**Your goal**
Search the listing below for the string "Technology" and show each line that contains it.
begin Task material
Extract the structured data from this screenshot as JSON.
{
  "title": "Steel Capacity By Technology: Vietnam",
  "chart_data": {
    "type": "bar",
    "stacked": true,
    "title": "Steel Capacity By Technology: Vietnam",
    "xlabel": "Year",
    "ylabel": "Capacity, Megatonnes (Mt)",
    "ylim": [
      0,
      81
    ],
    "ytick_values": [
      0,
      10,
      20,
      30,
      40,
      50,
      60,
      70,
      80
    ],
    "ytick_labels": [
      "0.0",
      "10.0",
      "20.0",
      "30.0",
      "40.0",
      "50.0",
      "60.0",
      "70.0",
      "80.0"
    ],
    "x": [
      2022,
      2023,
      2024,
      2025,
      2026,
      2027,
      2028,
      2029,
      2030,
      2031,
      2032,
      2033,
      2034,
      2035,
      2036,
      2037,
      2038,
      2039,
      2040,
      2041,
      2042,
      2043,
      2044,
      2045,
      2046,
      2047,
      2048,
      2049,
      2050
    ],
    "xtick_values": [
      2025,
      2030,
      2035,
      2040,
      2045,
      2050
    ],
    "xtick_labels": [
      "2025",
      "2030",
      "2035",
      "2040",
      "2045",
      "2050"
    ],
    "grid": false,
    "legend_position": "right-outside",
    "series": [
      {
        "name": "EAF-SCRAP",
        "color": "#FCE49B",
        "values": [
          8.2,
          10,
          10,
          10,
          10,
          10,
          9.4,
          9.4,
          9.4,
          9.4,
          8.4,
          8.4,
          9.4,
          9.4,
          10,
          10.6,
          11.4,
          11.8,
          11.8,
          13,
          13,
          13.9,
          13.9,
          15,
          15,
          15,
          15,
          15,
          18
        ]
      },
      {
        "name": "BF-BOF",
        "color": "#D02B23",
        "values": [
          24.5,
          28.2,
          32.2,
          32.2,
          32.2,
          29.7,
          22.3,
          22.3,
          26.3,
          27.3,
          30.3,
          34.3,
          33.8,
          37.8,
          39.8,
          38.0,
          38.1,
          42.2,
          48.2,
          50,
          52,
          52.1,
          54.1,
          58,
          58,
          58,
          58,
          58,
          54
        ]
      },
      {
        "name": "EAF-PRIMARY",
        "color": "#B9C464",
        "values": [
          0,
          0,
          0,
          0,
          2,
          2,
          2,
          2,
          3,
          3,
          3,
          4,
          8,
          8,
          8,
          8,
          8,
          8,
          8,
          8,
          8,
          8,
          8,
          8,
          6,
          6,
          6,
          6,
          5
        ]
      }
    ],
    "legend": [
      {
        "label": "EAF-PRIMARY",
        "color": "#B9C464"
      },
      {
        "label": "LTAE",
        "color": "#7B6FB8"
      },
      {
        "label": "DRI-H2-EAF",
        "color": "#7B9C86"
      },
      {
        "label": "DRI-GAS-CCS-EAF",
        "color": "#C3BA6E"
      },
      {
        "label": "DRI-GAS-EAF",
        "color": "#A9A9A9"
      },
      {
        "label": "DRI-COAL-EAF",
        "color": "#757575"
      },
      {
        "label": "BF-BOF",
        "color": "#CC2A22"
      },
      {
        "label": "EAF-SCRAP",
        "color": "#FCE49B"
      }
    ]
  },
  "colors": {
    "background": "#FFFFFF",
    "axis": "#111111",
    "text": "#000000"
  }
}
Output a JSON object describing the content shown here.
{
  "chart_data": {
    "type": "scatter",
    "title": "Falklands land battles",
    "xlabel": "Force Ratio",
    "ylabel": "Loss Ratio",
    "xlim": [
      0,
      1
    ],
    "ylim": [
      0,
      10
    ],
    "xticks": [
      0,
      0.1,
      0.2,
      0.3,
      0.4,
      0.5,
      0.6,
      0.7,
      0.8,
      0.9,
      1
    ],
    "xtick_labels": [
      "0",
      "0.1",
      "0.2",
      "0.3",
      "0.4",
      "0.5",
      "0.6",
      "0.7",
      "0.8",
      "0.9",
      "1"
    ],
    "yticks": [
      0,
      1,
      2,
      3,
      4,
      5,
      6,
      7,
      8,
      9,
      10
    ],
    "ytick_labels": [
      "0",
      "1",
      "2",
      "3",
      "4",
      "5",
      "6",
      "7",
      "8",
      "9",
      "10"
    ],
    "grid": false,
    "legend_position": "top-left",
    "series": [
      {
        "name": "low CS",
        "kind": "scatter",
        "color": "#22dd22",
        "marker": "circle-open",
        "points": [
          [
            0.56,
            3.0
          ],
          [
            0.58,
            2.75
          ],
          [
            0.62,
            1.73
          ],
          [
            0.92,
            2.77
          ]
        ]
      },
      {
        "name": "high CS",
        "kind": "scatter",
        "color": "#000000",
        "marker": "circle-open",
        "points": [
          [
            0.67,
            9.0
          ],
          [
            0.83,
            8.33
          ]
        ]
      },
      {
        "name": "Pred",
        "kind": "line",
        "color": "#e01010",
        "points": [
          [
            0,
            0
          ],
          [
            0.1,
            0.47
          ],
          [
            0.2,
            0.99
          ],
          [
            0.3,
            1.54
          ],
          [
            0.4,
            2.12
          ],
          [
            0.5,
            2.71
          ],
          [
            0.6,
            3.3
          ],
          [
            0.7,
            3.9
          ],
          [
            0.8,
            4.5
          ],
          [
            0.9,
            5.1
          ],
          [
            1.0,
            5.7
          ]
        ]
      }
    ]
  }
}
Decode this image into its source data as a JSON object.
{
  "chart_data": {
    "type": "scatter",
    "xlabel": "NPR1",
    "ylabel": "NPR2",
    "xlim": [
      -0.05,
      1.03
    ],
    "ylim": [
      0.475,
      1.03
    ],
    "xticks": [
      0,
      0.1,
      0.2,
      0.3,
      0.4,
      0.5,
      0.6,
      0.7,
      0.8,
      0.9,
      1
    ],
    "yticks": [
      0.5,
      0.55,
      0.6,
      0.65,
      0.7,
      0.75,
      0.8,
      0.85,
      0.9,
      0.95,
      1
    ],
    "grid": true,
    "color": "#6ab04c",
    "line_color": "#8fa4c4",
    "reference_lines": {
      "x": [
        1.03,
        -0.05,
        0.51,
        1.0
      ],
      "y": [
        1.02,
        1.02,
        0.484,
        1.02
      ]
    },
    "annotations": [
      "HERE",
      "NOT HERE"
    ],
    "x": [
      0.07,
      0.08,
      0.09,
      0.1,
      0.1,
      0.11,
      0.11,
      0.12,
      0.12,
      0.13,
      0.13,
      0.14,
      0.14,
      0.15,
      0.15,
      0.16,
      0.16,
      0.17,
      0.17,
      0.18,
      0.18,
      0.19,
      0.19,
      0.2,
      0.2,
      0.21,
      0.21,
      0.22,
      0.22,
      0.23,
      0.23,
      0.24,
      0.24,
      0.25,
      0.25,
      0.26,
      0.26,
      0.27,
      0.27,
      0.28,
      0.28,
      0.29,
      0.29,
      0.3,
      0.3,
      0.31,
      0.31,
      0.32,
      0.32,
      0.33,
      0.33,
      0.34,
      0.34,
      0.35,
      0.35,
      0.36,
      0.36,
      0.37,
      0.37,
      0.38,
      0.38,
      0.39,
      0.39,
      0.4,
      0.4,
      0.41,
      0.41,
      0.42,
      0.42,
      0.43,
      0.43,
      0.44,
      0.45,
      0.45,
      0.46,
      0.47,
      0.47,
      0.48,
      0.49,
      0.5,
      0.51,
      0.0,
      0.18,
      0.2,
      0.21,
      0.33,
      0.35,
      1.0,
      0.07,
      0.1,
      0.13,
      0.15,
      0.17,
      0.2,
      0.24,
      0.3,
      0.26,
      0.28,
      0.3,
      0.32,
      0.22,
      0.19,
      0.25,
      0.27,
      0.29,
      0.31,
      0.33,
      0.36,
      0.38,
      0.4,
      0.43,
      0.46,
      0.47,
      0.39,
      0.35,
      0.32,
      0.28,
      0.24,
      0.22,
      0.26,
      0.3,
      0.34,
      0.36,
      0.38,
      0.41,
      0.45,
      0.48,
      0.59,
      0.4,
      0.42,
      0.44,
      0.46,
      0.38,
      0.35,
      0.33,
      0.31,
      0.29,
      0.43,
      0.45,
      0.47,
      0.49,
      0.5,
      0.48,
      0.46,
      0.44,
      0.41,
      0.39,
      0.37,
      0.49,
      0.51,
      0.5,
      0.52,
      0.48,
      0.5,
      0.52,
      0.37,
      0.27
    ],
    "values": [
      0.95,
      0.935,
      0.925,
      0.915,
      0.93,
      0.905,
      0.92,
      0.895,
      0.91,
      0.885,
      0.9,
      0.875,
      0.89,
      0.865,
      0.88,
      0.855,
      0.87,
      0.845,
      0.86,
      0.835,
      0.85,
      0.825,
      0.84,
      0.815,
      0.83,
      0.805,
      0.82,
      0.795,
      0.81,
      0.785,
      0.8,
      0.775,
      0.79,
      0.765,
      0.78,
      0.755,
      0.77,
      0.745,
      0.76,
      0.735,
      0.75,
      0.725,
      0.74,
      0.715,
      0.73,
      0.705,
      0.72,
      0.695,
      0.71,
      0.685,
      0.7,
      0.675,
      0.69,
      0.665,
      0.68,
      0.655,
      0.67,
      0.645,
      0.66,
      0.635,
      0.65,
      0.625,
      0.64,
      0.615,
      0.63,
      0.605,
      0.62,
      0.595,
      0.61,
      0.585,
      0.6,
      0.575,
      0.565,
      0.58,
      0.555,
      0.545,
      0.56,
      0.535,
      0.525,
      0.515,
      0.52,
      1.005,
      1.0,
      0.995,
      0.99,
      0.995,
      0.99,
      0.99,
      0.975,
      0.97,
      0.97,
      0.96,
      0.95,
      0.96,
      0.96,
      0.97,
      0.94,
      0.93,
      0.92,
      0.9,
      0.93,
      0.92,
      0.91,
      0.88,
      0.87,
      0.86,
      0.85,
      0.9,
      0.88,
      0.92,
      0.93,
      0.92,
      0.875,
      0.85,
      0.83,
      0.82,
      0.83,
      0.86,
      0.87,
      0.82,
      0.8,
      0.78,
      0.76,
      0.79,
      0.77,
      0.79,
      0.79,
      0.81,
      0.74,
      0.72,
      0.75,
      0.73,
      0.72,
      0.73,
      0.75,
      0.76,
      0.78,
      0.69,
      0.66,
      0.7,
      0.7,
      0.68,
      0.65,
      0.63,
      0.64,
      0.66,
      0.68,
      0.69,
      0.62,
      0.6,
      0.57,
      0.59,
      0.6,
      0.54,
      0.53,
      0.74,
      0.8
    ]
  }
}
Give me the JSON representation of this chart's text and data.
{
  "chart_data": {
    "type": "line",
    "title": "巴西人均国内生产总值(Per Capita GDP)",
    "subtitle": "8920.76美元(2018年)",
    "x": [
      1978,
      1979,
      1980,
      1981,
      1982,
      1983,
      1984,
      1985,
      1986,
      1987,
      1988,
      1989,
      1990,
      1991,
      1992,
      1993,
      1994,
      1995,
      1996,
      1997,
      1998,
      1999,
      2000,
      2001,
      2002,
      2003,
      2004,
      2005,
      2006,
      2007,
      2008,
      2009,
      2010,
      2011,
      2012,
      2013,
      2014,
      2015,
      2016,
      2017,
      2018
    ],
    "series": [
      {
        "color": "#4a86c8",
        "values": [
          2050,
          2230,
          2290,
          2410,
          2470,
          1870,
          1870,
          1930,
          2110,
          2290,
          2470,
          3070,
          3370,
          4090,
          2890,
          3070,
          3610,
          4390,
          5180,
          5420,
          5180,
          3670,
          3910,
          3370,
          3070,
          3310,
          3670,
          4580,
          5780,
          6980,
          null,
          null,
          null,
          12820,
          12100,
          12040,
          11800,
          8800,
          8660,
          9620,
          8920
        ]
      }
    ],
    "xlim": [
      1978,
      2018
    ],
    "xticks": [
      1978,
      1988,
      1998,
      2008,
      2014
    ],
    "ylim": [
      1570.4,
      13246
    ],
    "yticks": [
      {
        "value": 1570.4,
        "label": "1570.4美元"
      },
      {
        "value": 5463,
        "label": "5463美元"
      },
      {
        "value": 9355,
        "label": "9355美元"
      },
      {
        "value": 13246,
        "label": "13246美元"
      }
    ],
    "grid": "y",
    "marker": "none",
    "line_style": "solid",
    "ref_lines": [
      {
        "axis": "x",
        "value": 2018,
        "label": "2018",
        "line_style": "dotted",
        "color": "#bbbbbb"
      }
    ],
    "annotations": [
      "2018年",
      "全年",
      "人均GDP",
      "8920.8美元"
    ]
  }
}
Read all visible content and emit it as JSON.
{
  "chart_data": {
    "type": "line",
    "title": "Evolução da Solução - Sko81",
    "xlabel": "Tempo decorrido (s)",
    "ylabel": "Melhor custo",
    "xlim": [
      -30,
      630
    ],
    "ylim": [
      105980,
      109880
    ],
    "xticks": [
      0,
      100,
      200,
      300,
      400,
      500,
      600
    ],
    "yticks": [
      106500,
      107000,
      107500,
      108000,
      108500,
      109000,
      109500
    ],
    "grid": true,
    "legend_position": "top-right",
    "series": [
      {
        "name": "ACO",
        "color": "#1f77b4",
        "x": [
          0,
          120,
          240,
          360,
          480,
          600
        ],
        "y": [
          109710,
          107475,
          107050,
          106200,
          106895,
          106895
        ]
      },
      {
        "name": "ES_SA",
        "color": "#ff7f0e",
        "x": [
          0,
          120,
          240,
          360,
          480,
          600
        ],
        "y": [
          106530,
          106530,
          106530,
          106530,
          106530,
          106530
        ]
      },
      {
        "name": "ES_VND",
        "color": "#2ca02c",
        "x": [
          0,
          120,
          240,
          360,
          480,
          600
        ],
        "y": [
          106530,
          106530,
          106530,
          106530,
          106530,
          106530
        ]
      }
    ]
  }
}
end Task material
**Correct answer**
  "title": "Steel Capacity By Technology: Vietnam",
    "title": "Steel Capacity By Technology: Vietnam",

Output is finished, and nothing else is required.